━━━━━ Reading text ━━━━━

PCA Features and Analysis
When dealing with substitution effects in your data, a practical approach involves the orthogonalization of features—this can be achieved by applying Principal Component Analysis (PCA). You may know PCA as a technique to reduce the dimensionality of a data set, but it can also be a useful tool to verify the patterns recognized by feature importance.
Imagine you use PCA to create orthogonal features. This unsupervised learning method ranks your features based on their statistical significance, without any reference to the labels of your data set. The advantage here is that PCA’s assessment of feature importance is possibly less susceptible to overfitting due to it being an unsupervised learning algorithm.
Note
Unsupervised machine learning algorithms are still susceptible to overfitting. However, the way PCA operates (i.e. it transforms the dataset based on the variance of the features) means it is largely exempt of this concern.
Let’s consider an analysis using Mean Decrease Impurity (MDI), Mean Decrease Accuracy (MDA), or Single Feature Importance (SFI) methods. These techniques do consider label information when determining the most important features. If the features selected as most important by MDI, MDA, or SFI are the same ones that PCA deemed “principal”, then this provides supportive evidence. Specifically, it suggests that your machine learning algorithm’s identified patterns are likely to be robust and not the result of overfitting.

━━━━━ Entries shown ━━━━━

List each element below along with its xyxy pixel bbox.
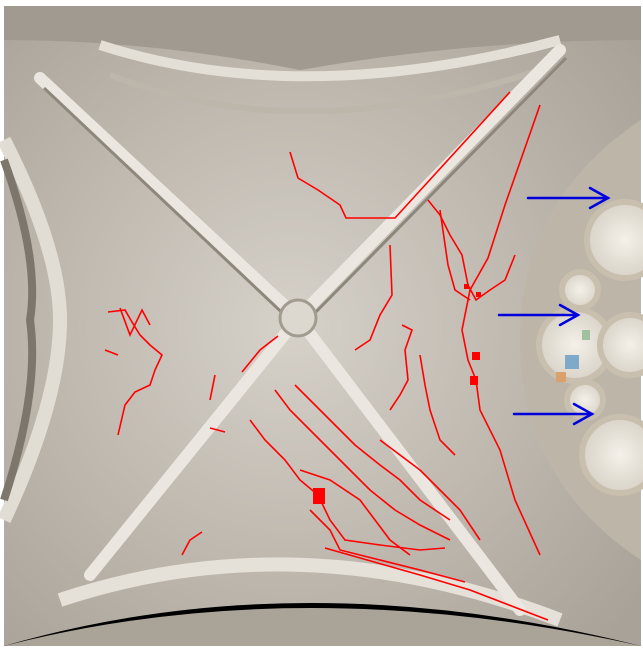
glass-pane bbox=[582, 330, 590, 340]
body bbox=[0, 0, 643, 650]
marker bbox=[476, 292, 481, 297]
window-lobe bbox=[582, 417, 643, 493]
marker bbox=[472, 352, 480, 360]
glass-pane bbox=[556, 372, 566, 382]
window-lobe bbox=[567, 382, 603, 418]
marker bbox=[464, 284, 469, 289]
boss bbox=[280, 300, 316, 336]
window-lobe bbox=[600, 315, 643, 375]
marker bbox=[313, 488, 325, 504]
window-lobe bbox=[562, 272, 598, 308]
window-lobe bbox=[587, 202, 643, 278]
page: {} html, body { margin: 0; padding: 0; w… bbox=[0, 0, 643, 650]
marker bbox=[470, 376, 478, 385]
vault-photo bbox=[0, 0, 643, 650]
glass-pane bbox=[565, 355, 579, 369]
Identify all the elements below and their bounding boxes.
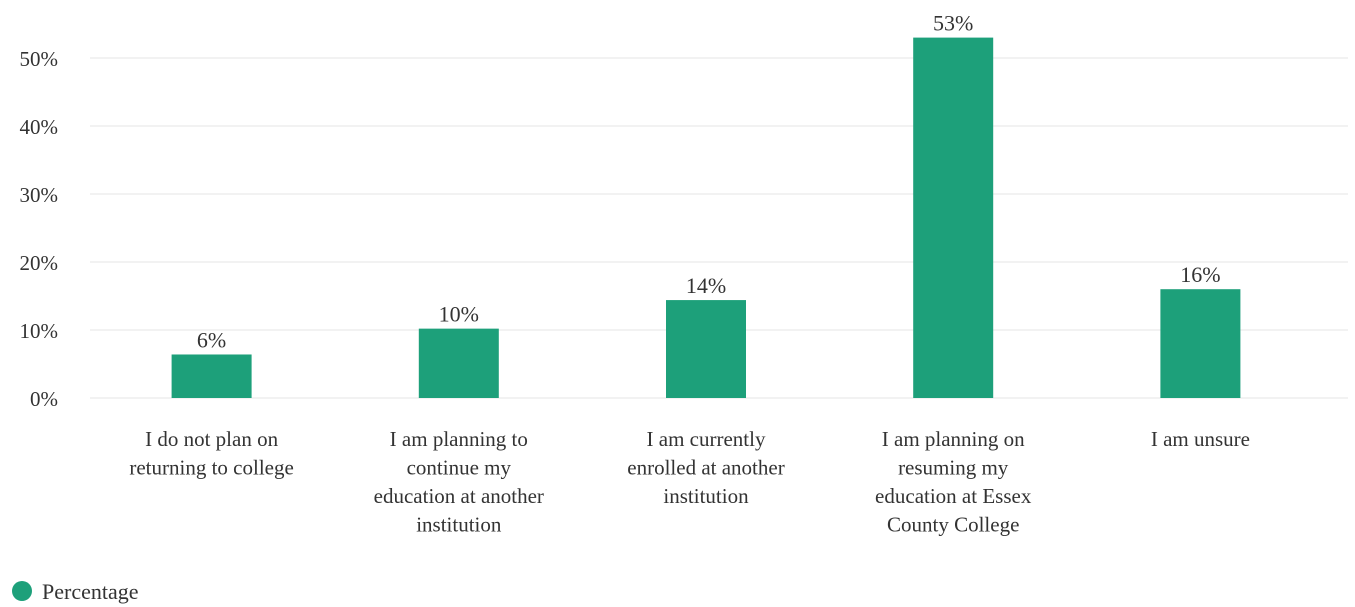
y-tick-label: 0% [30, 387, 58, 411]
data-label: 14% [686, 273, 726, 298]
y-tick-label: 50% [20, 47, 59, 71]
x-category-label: I do not plan on returning to college [129, 427, 293, 480]
y-tick-label: 10% [20, 319, 59, 343]
y-tick-label: 30% [20, 183, 59, 207]
bars [171, 37, 1241, 398]
legend-label: Percentage [42, 579, 139, 604]
gridlines [90, 57, 1348, 399]
x-category-line: I am planning to [390, 427, 528, 451]
x-category-line: education at Essex [875, 484, 1032, 508]
legend: Percentage [12, 579, 139, 604]
y-tick-label: 40% [20, 115, 59, 139]
bar [171, 354, 252, 398]
x-category-line: I am currently [647, 427, 766, 451]
y-tick-label: 20% [20, 251, 59, 275]
x-axis-categories: I do not plan on returning to college I am… [129, 427, 1250, 537]
x-category-line: I do not plan on [145, 427, 278, 451]
x-category-line: I am unsure [1151, 427, 1250, 451]
data-label: 16% [1180, 262, 1220, 287]
x-category-label: I am planning on resuming my education at … [875, 427, 1032, 537]
bar [1160, 289, 1241, 398]
x-category-label: I am planning to continue my education at … [374, 427, 544, 537]
x-category-line: returning to college [129, 456, 293, 480]
x-category-line: resuming my [898, 456, 1009, 480]
bar [913, 37, 994, 398]
x-category-line: I am planning on [882, 427, 1025, 451]
data-label: 10% [439, 302, 479, 327]
data-label: 53% [933, 11, 973, 36]
legend-swatch [12, 581, 32, 601]
bar [418, 328, 499, 398]
x-category-line: institution [663, 484, 749, 508]
y-axis-ticks: 0% 10% 20% 30% 40% 50% [20, 47, 59, 411]
data-labels: 6% 10% 14% 53% 16% [197, 11, 1221, 353]
x-category-label: I am unsure [1151, 427, 1250, 451]
x-category-line: County College [887, 513, 1019, 537]
x-category-label: I am currently enrolled at another institu… [627, 427, 784, 508]
x-category-line: enrolled at another [627, 456, 784, 480]
x-category-line: institution [416, 513, 502, 537]
x-category-line: continue my [407, 456, 512, 480]
bar [666, 300, 746, 398]
x-category-line: education at another [374, 484, 544, 508]
data-label: 6% [197, 327, 226, 352]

━━━━━

### Objective
In the PCA text, copy the passage from "Imagine you use" to "unsupervised learning algorithm.", replacing "orthogonal features" with "uncorrelated features".

### Solution for this exercise
Imagine you use PCA to create uncorrelated features. This unsupervised learning method ranks your features based on their statistical significance, without any reference to the labels of your data set. The advantage here is that PCA’s assessment of feature importance is possibly less susceptible to overfitting due to it being an unsupervised learning algorithm.